[start]
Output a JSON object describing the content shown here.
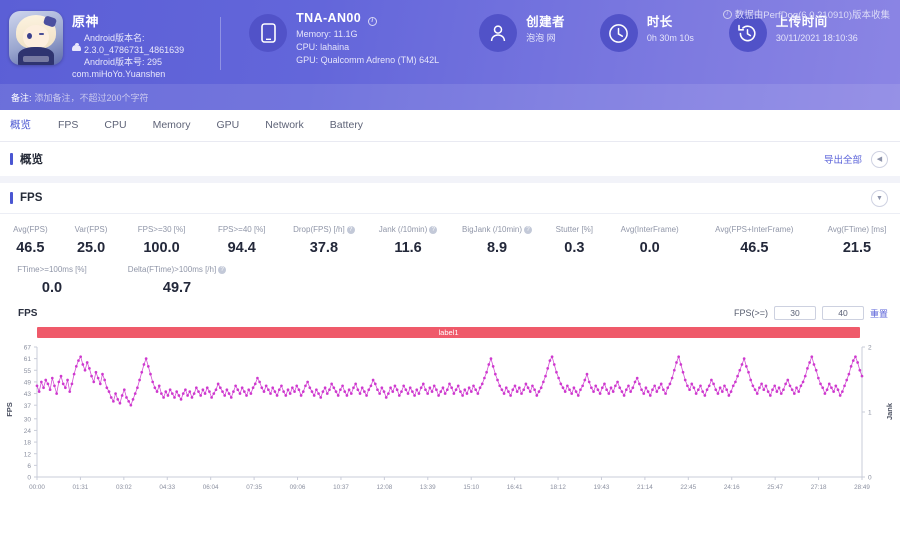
{
  "header": {
    "collect_note": "数据由PerfDog(6.0.210910)版本收集",
    "app": {
      "name": "原神",
      "android_version_name_label": "Android版本名:",
      "android_version_name": "2.3.0_4786731_4861639",
      "android_version_code": "Android版本号: 295",
      "package": "com.miHoYo.Yuanshen",
      "icon": "game-app-icon"
    },
    "device": {
      "icon": "phone-icon",
      "title": "TNA-AN00",
      "info_icon": "info-icon",
      "memory": "Memory: 11.1G",
      "cpu": "CPU: lahaina",
      "gpu": "GPU: Qualcomm Adreno (TM) 642L"
    },
    "creator": {
      "icon": "user-icon",
      "title": "创建者",
      "value": "泡泡 网"
    },
    "duration": {
      "icon": "clock-icon",
      "title": "时长",
      "value": "0h 30m 10s"
    },
    "upload": {
      "icon": "history-clock-icon",
      "title": "上传时间",
      "value": "30/11/2021 18:10:36"
    },
    "remark_label": "备注:",
    "remark_placeholder": "添加备注，不超过200个字符"
  },
  "tabs": [
    {
      "label": "概览",
      "active": true
    },
    {
      "label": "FPS",
      "active": false
    },
    {
      "label": "CPU",
      "active": false
    },
    {
      "label": "Memory",
      "active": false
    },
    {
      "label": "GPU",
      "active": false
    },
    {
      "label": "Network",
      "active": false
    },
    {
      "label": "Battery",
      "active": false
    }
  ],
  "overview": {
    "title": "概览",
    "export_label": "导出全部",
    "collapse_icon": "chevron-left-icon"
  },
  "fps_card": {
    "title": "FPS",
    "expand_icon": "chevron-down-icon",
    "metrics_row1": [
      {
        "label": "Avg(FPS)",
        "value": "46.5",
        "help": false
      },
      {
        "label": "Var(FPS)",
        "value": "25.0",
        "help": false
      },
      {
        "label": "FPS>=30 [%]",
        "value": "100.0",
        "help": false
      },
      {
        "label": "FPS>=40 [%]",
        "value": "94.4",
        "help": false
      },
      {
        "label": "Drop(FPS) [/h]",
        "value": "37.8",
        "help": true
      },
      {
        "label": "Jank (/10min)",
        "value": "11.6",
        "help": true
      },
      {
        "label": "BigJank (/10min)",
        "value": "8.9",
        "help": true
      },
      {
        "label": "Stutter [%]",
        "value": "0.3",
        "help": false
      },
      {
        "label": "Avg(InterFrame)",
        "value": "0.0",
        "help": false
      },
      {
        "label": "Avg(FPS+InterFrame)",
        "value": "46.5",
        "help": false
      },
      {
        "label": "Avg(FTime) [ms]",
        "value": "21.5",
        "help": false
      }
    ],
    "metrics_row2": [
      {
        "label": "FTime>=100ms [%]",
        "value": "0.0",
        "help": false
      },
      {
        "label": "Delta(FTime)>100ms [/h]",
        "value": "49.7",
        "help": true
      }
    ],
    "chart_name": "FPS",
    "fps_threshold_label": "FPS(>=)",
    "fps_threshold_1": "30",
    "fps_threshold_2": "40",
    "reset_label": "重置",
    "legend_label": "label1"
  },
  "colors": {
    "brand": "#5b5fd6",
    "accent": "#4a56d2",
    "legend_bar": "#ef5a6a",
    "series": "#cc33cc",
    "axis_text": "#8a8f9f"
  },
  "chart_data": {
    "type": "line",
    "title": "FPS",
    "xlabel": "",
    "ylabel": "FPS",
    "y2label": "Jank",
    "ylim": [
      0,
      67
    ],
    "y2lim": [
      0,
      2
    ],
    "grid": false,
    "legend_position": "top-center",
    "yticks": [
      0,
      6,
      12,
      18,
      24,
      30,
      37,
      43,
      49,
      55,
      61,
      67
    ],
    "y2ticks": [
      0,
      1,
      2
    ],
    "xticks": [
      "00:00",
      "01:31",
      "03:02",
      "04:33",
      "06:04",
      "07:35",
      "09:06",
      "10:37",
      "12:08",
      "13:39",
      "15:10",
      "16:41",
      "18:12",
      "19:43",
      "21:14",
      "22:45",
      "24:16",
      "25:47",
      "27:18",
      "28:49"
    ],
    "series": [
      {
        "name": "label1",
        "color": "#cc33cc",
        "marker": "circle",
        "values": [
          47,
          44,
          49,
          46,
          50,
          48,
          45,
          51,
          47,
          43,
          49,
          52,
          48,
          46,
          50,
          44,
          48,
          53,
          57,
          60,
          62,
          58,
          55,
          59,
          56,
          52,
          49,
          54,
          51,
          48,
          53,
          50,
          46,
          44,
          41,
          39,
          43,
          40,
          38,
          42,
          45,
          41,
          39,
          37,
          40,
          43,
          46,
          50,
          54,
          58,
          61,
          57,
          53,
          49,
          46,
          44,
          47,
          43,
          41,
          44,
          42,
          45,
          43,
          41,
          44,
          42,
          40,
          43,
          45,
          42,
          44,
          41,
          43,
          46,
          44,
          42,
          45,
          43,
          46,
          44,
          41,
          43,
          45,
          48,
          46,
          44,
          42,
          45,
          43,
          41,
          44,
          47,
          45,
          43,
          46,
          44,
          42,
          45,
          43,
          46,
          48,
          51,
          49,
          46,
          44,
          47,
          45,
          43,
          46,
          44,
          42,
          45,
          47,
          44,
          42,
          45,
          43,
          46,
          44,
          47,
          45,
          42,
          44,
          47,
          49,
          46,
          44,
          42,
          45,
          43,
          41,
          44,
          46,
          43,
          45,
          48,
          46,
          44,
          42,
          45,
          47,
          44,
          42,
          45,
          43,
          46,
          48,
          45,
          43,
          46,
          44,
          42,
          45,
          47,
          50,
          48,
          45,
          43,
          46,
          44,
          41,
          43,
          46,
          44,
          47,
          45,
          42,
          44,
          47,
          45,
          43,
          46,
          44,
          42,
          45,
          43,
          46,
          48,
          45,
          43,
          46,
          44,
          47,
          45,
          42,
          44,
          46,
          43,
          45,
          48,
          46,
          43,
          45,
          47,
          44,
          42,
          45,
          43,
          46,
          44,
          47,
          45,
          43,
          46,
          48,
          51,
          54,
          58,
          61,
          57,
          53,
          50,
          47,
          45,
          43,
          46,
          44,
          42,
          45,
          47,
          44,
          46,
          43,
          45,
          48,
          46,
          44,
          47,
          45,
          42,
          44,
          46,
          49,
          52,
          56,
          60,
          62,
          58,
          54,
          51,
          48,
          46,
          44,
          47,
          45,
          43,
          46,
          44,
          42,
          45,
          47,
          50,
          53,
          49,
          46,
          44,
          47,
          45,
          43,
          46,
          48,
          45,
          43,
          46,
          44,
          47,
          49,
          46,
          44,
          42,
          45,
          47,
          44,
          46,
          49,
          51,
          48,
          45,
          43,
          46,
          44,
          42,
          45,
          47,
          44,
          46,
          48,
          45,
          43,
          46,
          48,
          51,
          55,
          59,
          62,
          58,
          54,
          50,
          47,
          45,
          48,
          46,
          43,
          45,
          47,
          44,
          42,
          45,
          47,
          50,
          48,
          45,
          43,
          46,
          44,
          47,
          45,
          42,
          44,
          47,
          49,
          52,
          55,
          58,
          61,
          57,
          54,
          50,
          47,
          45,
          43,
          46,
          48,
          45,
          47,
          44,
          42,
          45,
          47,
          44,
          46,
          43,
          45,
          48,
          50,
          47,
          45,
          43,
          46,
          44,
          47,
          49,
          52,
          56,
          59,
          62,
          58,
          55,
          51,
          48,
          46,
          43,
          45,
          48,
          46,
          44,
          47,
          45,
          42,
          44,
          47,
          50,
          53,
          57,
          60,
          62,
          59,
          55,
          52
        ]
      }
    ]
  }
}
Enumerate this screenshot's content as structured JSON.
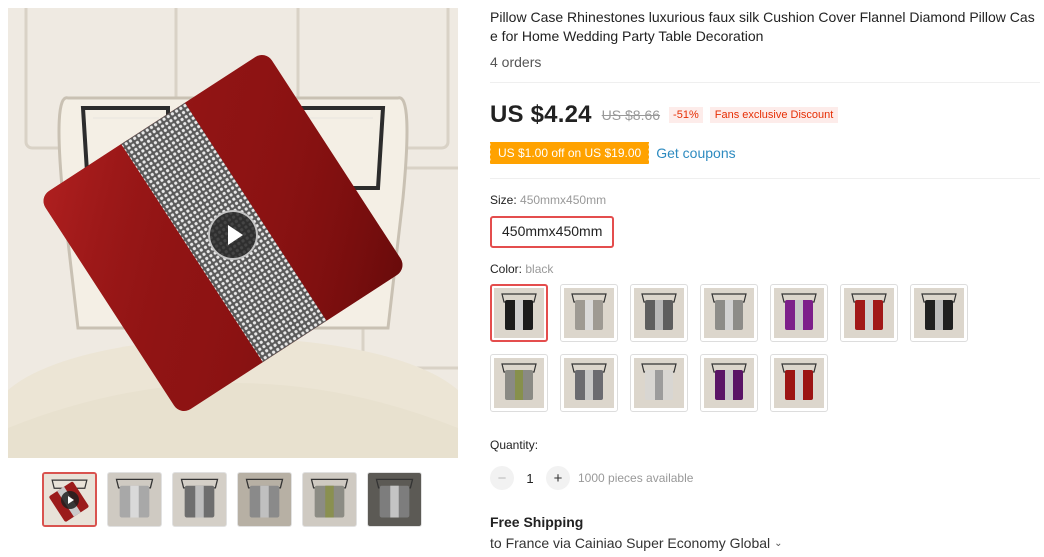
[end]
Direction:
Every record above should be written out again exactly; the pictures stay out of the copy.

Reply:
Output a JSON object describing the content shown here.
{
  "header": {
    "collect_note": "数据由PerfDog(6.0.210910)版本收集",
    "app": {
      "name": "原神",
      "android_version_name_label": "Android版本名:",
      "android_version_name": "2.3.0_4786731_4861639",
      "android_version_code": "Android版本号: 295",
      "package": "com.miHoYo.Yuanshen",
      "icon": "game-app-icon"
    },
    "device": {
      "icon": "phone-icon",
      "title": "TNA-AN00",
      "info_icon": "info-icon",
      "memory": "Memory: 11.1G",
      "cpu": "CPU: lahaina",
      "gpu": "GPU: Qualcomm Adreno (TM) 642L"
    },
    "creator": {
      "icon": "user-icon",
      "title": "创建者",
      "value": "泡泡 网"
    },
    "duration": {
      "icon": "clock-icon",
      "title": "时长",
      "value": "0h 30m 10s"
    },
    "upload": {
      "icon": "history-clock-icon",
      "title": "上传时间",
      "value": "30/11/2021 18:10:36"
    },
    "remark_label": "备注:",
    "remark_placeholder": "添加备注，不超过200个字符"
  },
  "tabs": [
    {
      "label": "概览",
      "active": true
    },
    {
      "label": "FPS",
      "active": false
    },
    {
      "label": "CPU",
      "active": false
    },
    {
      "label": "Memory",
      "active": false
    },
    {
      "label": "GPU",
      "active": false
    },
    {
      "label": "Network",
      "active": false
    },
    {
      "label": "Battery",
      "active": false
    }
  ],
  "overview": {
    "title": "概览",
    "export_label": "导出全部",
    "collapse_icon": "chevron-left-icon"
  },
  "fps_card": {
    "title": "FPS",
    "expand_icon": "chevron-down-icon",
    "metrics_row1": [
      {
        "label": "Avg(FPS)",
        "value": "46.5",
        "help": false
      },
      {
        "label": "Var(FPS)",
        "value": "25.0",
        "help": false
      },
      {
        "label": "FPS>=30 [%]",
        "value": "100.0",
        "help": false
      },
      {
        "label": "FPS>=40 [%]",
        "value": "94.4",
        "help": false
      },
      {
        "label": "Drop(FPS) [/h]",
        "value": "37.8",
        "help": true
      },
      {
        "label": "Jank (/10min)",
        "value": "11.6",
        "help": true
      },
      {
        "label": "BigJank (/10min)",
        "value": "8.9",
        "help": true
      },
      {
        "label": "Stutter [%]",
        "value": "0.3",
        "help": false
      },
      {
        "label": "Avg(InterFrame)",
        "value": "0.0",
        "help": false
      },
      {
        "label": "Avg(FPS+InterFrame)",
        "value": "46.5",
        "help": false
      },
      {
        "label": "Avg(FTime) [ms]",
        "value": "21.5",
        "help": false
      }
    ],
    "metrics_row2": [
      {
        "label": "FTime>=100ms [%]",
        "value": "0.0",
        "help": false
      },
      {
        "label": "Delta(FTime)>100ms [/h]",
        "value": "49.7",
        "help": true
      }
    ],
    "chart_name": "FPS",
    "fps_threshold_label": "FPS(>=)",
    "fps_threshold_1": "30",
    "fps_threshold_2": "40",
    "reset_label": "重置",
    "legend_label": "label1"
  },
  "colors": {
    "brand": "#5b5fd6",
    "accent": "#4a56d2",
    "legend_bar": "#ef5a6a",
    "series": "#cc33cc",
    "axis_text": "#8a8f9f"
  },
  "chart_data": {
    "type": "line",
    "title": "FPS",
    "xlabel": "",
    "ylabel": "FPS",
    "y2label": "Jank",
    "ylim": [
      0,
      67
    ],
    "y2lim": [
      0,
      2
    ],
    "grid": false,
    "legend_position": "top-center",
    "yticks": [
      0,
      6,
      12,
      18,
      24,
      30,
      37,
      43,
      49,
      55,
      61,
      67
    ],
    "y2ticks": [
      0,
      1,
      2
    ],
    "xticks": [
      "00:00",
      "01:31",
      "03:02",
      "04:33",
      "06:04",
      "07:35",
      "09:06",
      "10:37",
      "12:08",
      "13:39",
      "15:10",
      "16:41",
      "18:12",
      "19:43",
      "21:14",
      "22:45",
      "24:16",
      "25:47",
      "27:18",
      "28:49"
    ],
    "series": [
      {
        "name": "label1",
        "color": "#cc33cc",
        "marker": "circle",
        "values": [
          47,
          44,
          49,
          46,
          50,
          48,
          45,
          51,
          47,
          43,
          49,
          52,
          48,
          46,
          50,
          44,
          48,
          53,
          57,
          60,
          62,
          58,
          55,
          59,
          56,
          52,
          49,
          54,
          51,
          48,
          53,
          50,
          46,
          44,
          41,
          39,
          43,
          40,
          38,
          42,
          45,
          41,
          39,
          37,
          40,
          43,
          46,
          50,
          54,
          58,
          61,
          57,
          53,
          49,
          46,
          44,
          47,
          43,
          41,
          44,
          42,
          45,
          43,
          41,
          44,
          42,
          40,
          43,
          45,
          42,
          44,
          41,
          43,
          46,
          44,
          42,
          45,
          43,
          46,
          44,
          41,
          43,
          45,
          48,
          46,
          44,
          42,
          45,
          43,
          41,
          44,
          47,
          45,
          43,
          46,
          44,
          42,
          45,
          43,
          46,
          48,
          51,
          49,
          46,
          44,
          47,
          45,
          43,
          46,
          44,
          42,
          45,
          47,
          44,
          42,
          45,
          43,
          46,
          44,
          47,
          45,
          42,
          44,
          47,
          49,
          46,
          44,
          42,
          45,
          43,
          41,
          44,
          46,
          43,
          45,
          48,
          46,
          44,
          42,
          45,
          47,
          44,
          42,
          45,
          43,
          46,
          48,
          45,
          43,
          46,
          44,
          42,
          45,
          47,
          50,
          48,
          45,
          43,
          46,
          44,
          41,
          43,
          46,
          44,
          47,
          45,
          42,
          44,
          47,
          45,
          43,
          46,
          44,
          42,
          45,
          43,
          46,
          48,
          45,
          43,
          46,
          44,
          47,
          45,
          42,
          44,
          46,
          43,
          45,
          48,
          46,
          43,
          45,
          47,
          44,
          42,
          45,
          43,
          46,
          44,
          47,
          45,
          43,
          46,
          48,
          51,
          54,
          58,
          61,
          57,
          53,
          50,
          47,
          45,
          43,
          46,
          44,
          42,
          45,
          47,
          44,
          46,
          43,
          45,
          48,
          46,
          44,
          47,
          45,
          42,
          44,
          46,
          49,
          52,
          56,
          60,
          62,
          58,
          54,
          51,
          48,
          46,
          44,
          47,
          45,
          43,
          46,
          44,
          42,
          45,
          47,
          50,
          53,
          49,
          46,
          44,
          47,
          45,
          43,
          46,
          48,
          45,
          43,
          46,
          44,
          47,
          49,
          46,
          44,
          42,
          45,
          47,
          44,
          46,
          49,
          51,
          48,
          45,
          43,
          46,
          44,
          42,
          45,
          47,
          44,
          46,
          48,
          45,
          43,
          46,
          48,
          51,
          55,
          59,
          62,
          58,
          54,
          50,
          47,
          45,
          48,
          46,
          43,
          45,
          47,
          44,
          42,
          45,
          47,
          50,
          48,
          45,
          43,
          46,
          44,
          47,
          45,
          42,
          44,
          47,
          49,
          52,
          55,
          58,
          61,
          57,
          54,
          50,
          47,
          45,
          43,
          46,
          48,
          45,
          47,
          44,
          42,
          45,
          47,
          44,
          46,
          43,
          45,
          48,
          50,
          47,
          45,
          43,
          46,
          44,
          47,
          49,
          52,
          56,
          59,
          62,
          58,
          55,
          51,
          48,
          46,
          43,
          45,
          48,
          46,
          44,
          47,
          45,
          42,
          44,
          47,
          50,
          53,
          57,
          60,
          62,
          59,
          55,
          52
        ]
      }
    ]
  }
}
Enumerate this screenshot's content as structured JSON.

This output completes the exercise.